TEXT SHOWN
>> Start

Most filmmakers who set out on the task of creating a feature film are well aware of the problems and complications that can arise. However, learning how to really set yourself up for success is not always easy. Creating a feature film is about so much more than just working with yourself, you have to organize writers, your crew and even your actors to ensure that everything is pulled off well. There are several things you as the director can do to ensure that the process goes smoothly though.
First is ensuring the script is done before you start looking for actors heavily. This will allow plenty of time to ensure that the actors will be able to review a completed script. Additionally, having the script completed will mean that each character is fully developed. This information for each character can go a long way towards helping you to cast the appropriate actor for each role, rather than just trying to make someone potentially fit a role that they might work out for.
If you can help it, try to schedule auditions over several days. This will allow several opportunities for the actors in your area to make it to you, plus allow you a lot of time to review as many people as possible. If you can, recording the auditions will be very helpful later as you are trying to review the options. Making notes during each audition is also helpful. Remember, you need someone who can embody each character, rather than just speak and read words back from a page. You need someone who can actually sell the character that you are considering them for.
When you move onto working on the schedule, you really need to ensure you leave plenty of time. A lot of feature films are ruined because schedules run over, directors rush through filming, an actor gets sick and misses a day or you have to completely replace someone. These are problems that plague each feature film to some degree and need to be taken into account when creating the schedule. If you have taken these problems into account, you will not be as stressed out when they come up. Should you find that your shoot goes perfectly with no problems you can congratulate yourself, cast and crew on an incredible job done and enjoy an afternoon at the beach or throwing a party.

>> End

STORED RECORDS
>> Start

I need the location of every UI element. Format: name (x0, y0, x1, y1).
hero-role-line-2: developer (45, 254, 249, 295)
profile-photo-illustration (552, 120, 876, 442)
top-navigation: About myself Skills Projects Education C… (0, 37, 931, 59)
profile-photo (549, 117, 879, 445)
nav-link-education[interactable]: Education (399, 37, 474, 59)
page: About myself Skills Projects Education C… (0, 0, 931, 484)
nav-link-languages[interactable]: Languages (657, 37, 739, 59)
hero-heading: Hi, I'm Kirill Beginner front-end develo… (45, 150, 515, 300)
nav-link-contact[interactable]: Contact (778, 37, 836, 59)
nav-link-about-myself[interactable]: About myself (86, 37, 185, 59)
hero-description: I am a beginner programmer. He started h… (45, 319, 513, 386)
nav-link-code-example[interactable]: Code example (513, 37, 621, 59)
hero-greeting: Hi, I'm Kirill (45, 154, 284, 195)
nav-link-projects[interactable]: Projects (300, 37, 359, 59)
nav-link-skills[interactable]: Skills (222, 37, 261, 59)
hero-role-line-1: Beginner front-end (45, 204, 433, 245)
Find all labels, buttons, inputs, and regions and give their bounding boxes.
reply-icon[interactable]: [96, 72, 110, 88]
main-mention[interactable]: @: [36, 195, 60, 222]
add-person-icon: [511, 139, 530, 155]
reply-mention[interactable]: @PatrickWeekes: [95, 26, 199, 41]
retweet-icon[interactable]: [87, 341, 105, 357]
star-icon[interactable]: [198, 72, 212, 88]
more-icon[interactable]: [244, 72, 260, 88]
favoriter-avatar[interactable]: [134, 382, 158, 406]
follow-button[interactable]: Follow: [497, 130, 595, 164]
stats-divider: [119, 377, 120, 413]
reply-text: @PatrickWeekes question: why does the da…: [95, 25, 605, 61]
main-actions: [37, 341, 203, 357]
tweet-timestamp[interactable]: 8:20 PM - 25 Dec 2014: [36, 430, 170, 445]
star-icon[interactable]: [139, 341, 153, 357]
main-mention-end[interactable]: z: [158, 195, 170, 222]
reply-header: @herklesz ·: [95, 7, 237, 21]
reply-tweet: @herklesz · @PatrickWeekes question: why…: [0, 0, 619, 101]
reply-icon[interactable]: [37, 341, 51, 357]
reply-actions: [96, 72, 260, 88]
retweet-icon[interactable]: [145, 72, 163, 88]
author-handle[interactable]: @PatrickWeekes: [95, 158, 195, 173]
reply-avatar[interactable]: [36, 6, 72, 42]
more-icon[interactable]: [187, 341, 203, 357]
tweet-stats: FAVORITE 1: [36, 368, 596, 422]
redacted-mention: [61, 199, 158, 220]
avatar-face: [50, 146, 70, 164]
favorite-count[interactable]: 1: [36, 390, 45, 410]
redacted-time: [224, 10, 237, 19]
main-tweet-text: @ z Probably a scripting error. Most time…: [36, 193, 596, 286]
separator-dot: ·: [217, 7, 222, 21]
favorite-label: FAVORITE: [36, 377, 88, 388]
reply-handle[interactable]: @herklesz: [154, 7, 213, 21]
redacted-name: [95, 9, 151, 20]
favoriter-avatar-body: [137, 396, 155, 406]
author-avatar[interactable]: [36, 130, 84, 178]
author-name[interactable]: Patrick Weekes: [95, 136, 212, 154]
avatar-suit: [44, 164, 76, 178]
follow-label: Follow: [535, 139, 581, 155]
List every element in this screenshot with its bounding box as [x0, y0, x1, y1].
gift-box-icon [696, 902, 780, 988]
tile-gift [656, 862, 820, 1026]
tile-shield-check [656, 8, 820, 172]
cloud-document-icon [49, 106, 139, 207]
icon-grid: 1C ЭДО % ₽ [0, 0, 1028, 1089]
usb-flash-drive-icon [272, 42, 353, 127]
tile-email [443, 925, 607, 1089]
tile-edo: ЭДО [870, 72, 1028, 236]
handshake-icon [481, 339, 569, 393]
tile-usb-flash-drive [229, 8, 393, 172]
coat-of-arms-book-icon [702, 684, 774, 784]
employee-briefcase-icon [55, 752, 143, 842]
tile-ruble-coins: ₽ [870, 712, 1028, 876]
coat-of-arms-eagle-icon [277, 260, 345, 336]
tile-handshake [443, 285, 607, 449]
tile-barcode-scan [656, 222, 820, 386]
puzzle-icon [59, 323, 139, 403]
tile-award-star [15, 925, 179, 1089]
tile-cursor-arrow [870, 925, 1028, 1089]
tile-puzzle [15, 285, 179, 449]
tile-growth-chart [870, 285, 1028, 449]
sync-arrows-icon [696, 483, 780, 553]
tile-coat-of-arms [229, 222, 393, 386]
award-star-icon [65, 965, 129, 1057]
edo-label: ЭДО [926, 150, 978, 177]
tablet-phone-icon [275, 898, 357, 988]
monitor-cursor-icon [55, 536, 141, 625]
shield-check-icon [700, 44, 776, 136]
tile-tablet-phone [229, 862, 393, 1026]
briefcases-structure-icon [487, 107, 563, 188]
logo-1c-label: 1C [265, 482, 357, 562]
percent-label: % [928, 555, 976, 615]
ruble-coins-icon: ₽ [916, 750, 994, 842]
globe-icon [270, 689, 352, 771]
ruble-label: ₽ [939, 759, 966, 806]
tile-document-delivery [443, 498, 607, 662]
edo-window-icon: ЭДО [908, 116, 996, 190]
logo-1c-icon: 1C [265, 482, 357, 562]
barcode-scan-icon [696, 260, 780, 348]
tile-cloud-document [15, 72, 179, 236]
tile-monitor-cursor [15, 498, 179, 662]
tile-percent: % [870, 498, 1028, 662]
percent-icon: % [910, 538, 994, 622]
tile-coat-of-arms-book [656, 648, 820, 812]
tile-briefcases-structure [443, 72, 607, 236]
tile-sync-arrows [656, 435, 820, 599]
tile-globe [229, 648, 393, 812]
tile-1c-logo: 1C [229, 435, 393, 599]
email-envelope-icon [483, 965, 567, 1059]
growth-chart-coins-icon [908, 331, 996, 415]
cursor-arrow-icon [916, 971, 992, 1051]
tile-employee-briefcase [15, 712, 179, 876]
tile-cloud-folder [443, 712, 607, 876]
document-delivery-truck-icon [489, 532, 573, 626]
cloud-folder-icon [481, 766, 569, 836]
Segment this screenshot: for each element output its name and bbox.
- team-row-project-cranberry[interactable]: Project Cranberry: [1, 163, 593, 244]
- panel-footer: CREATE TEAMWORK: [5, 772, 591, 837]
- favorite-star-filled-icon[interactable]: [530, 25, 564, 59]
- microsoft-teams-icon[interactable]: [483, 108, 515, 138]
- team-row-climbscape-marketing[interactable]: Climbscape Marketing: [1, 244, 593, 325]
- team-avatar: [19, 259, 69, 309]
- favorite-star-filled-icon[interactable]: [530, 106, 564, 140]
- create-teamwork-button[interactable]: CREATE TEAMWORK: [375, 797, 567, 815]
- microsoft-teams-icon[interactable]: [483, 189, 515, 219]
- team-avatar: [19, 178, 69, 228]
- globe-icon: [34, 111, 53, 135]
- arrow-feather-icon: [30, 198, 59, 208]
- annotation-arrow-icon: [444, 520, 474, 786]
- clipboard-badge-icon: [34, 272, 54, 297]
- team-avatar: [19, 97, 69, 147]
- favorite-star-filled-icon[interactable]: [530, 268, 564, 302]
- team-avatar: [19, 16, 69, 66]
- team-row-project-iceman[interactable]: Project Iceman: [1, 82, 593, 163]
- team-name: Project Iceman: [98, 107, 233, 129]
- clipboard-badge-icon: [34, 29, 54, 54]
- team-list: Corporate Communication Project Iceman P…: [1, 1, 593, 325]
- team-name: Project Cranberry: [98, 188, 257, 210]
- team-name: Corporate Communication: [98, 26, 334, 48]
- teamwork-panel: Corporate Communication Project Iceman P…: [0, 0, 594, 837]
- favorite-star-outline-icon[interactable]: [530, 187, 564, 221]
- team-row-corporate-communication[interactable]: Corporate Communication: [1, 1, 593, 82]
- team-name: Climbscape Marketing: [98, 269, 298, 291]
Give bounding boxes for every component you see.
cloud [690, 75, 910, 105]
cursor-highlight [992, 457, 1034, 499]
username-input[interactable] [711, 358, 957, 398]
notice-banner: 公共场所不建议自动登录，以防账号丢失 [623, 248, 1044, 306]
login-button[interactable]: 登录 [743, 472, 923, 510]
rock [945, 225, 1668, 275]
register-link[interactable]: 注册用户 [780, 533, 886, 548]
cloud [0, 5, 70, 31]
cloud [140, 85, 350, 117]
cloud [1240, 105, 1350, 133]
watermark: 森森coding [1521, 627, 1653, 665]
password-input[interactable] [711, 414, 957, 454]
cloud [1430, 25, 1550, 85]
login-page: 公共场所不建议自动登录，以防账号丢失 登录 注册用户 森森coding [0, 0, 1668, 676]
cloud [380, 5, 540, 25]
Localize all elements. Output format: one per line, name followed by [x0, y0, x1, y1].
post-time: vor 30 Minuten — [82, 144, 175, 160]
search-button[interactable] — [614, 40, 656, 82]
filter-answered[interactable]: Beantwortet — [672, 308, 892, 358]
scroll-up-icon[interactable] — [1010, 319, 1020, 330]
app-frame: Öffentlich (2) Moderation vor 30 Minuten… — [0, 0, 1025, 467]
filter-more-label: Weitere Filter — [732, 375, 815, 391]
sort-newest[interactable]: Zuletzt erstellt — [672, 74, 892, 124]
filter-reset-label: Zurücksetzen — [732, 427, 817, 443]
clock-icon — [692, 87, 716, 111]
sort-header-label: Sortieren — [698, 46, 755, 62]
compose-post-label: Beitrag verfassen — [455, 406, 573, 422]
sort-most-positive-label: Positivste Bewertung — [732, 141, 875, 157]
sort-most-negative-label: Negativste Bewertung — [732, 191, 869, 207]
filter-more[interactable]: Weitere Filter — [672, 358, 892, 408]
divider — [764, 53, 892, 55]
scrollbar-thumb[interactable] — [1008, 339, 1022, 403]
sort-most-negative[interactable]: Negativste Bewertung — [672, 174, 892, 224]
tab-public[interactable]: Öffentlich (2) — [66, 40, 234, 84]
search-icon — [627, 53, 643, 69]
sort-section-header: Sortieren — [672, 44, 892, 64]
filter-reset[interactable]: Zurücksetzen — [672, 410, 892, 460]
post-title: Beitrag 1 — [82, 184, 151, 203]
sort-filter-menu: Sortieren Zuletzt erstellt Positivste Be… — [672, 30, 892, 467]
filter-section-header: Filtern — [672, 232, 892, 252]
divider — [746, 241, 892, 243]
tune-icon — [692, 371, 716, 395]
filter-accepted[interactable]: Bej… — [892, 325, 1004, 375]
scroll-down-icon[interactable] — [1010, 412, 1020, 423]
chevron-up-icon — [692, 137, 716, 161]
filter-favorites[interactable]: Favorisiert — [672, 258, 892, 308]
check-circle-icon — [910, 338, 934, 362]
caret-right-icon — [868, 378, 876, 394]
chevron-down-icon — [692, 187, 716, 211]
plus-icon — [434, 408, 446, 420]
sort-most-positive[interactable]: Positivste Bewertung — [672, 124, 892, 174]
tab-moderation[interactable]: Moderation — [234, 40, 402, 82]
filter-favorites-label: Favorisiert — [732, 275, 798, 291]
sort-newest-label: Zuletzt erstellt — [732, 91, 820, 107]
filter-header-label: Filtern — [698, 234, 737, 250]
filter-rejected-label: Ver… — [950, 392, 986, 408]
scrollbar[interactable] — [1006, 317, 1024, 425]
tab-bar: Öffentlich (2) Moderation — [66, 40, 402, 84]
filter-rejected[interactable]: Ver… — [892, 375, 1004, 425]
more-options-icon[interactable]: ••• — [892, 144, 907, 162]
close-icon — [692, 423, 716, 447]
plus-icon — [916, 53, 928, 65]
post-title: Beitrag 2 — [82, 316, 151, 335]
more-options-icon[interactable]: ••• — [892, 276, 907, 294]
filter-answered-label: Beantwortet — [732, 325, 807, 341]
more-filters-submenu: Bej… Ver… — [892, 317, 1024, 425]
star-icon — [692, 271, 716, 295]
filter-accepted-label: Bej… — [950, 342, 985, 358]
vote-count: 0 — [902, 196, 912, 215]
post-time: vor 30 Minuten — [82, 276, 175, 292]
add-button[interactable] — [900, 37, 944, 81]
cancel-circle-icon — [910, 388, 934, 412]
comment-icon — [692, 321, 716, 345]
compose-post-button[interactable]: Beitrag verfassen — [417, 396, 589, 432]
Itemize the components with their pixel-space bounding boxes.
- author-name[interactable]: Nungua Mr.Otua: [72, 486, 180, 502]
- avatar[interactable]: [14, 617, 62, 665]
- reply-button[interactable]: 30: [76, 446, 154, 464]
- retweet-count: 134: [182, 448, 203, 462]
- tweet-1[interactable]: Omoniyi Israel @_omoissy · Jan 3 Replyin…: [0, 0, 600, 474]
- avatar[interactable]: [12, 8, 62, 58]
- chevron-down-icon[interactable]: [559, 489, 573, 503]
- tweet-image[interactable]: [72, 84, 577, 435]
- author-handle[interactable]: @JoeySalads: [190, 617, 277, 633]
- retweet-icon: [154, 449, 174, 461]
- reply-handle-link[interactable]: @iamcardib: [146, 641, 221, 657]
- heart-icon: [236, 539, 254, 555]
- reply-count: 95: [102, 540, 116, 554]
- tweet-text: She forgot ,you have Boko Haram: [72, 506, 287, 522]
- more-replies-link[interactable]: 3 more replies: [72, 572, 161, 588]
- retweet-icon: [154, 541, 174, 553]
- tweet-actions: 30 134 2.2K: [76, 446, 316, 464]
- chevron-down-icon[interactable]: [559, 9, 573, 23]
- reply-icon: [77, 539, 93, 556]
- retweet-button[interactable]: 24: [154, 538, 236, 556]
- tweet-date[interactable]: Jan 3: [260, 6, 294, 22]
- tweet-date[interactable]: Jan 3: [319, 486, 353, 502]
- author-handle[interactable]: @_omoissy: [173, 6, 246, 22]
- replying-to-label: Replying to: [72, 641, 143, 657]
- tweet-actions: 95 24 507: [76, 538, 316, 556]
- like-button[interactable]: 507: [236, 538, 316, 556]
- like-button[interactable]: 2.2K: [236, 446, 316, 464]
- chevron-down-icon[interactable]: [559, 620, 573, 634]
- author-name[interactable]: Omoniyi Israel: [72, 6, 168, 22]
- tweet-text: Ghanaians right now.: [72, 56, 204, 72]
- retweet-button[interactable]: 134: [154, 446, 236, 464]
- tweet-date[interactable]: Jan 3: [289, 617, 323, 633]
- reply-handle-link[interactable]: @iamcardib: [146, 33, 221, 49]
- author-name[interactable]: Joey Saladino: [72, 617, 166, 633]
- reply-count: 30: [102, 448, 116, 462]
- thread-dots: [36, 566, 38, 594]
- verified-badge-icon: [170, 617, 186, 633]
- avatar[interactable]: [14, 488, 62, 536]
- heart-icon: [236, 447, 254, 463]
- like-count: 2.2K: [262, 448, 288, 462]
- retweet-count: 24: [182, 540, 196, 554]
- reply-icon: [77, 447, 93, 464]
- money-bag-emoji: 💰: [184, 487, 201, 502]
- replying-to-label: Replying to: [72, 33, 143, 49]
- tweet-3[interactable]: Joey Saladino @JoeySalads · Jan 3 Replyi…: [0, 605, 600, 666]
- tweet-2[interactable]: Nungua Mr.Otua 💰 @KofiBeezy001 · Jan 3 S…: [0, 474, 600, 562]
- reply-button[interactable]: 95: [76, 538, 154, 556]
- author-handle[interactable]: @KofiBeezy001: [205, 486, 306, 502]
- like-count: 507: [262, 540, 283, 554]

>> End

DO THIS
Update everything from "First is ensuring" down to "work out for." in the text on making a feature film, using "screenplay" wherever it says "script".

SOLUTION
First is ensuring the screenplay is done before you start looking for actors heavily. This will allow plenty of time to ensure that the actors will be able to review a completed screenplay. Additionally, having the screenplay completed will mean that each character is fully developed. This information for each character can go a long way towards helping you to cast the appropriate actor for each role, rather than just trying to make someone potentially fit a role that they might work out for.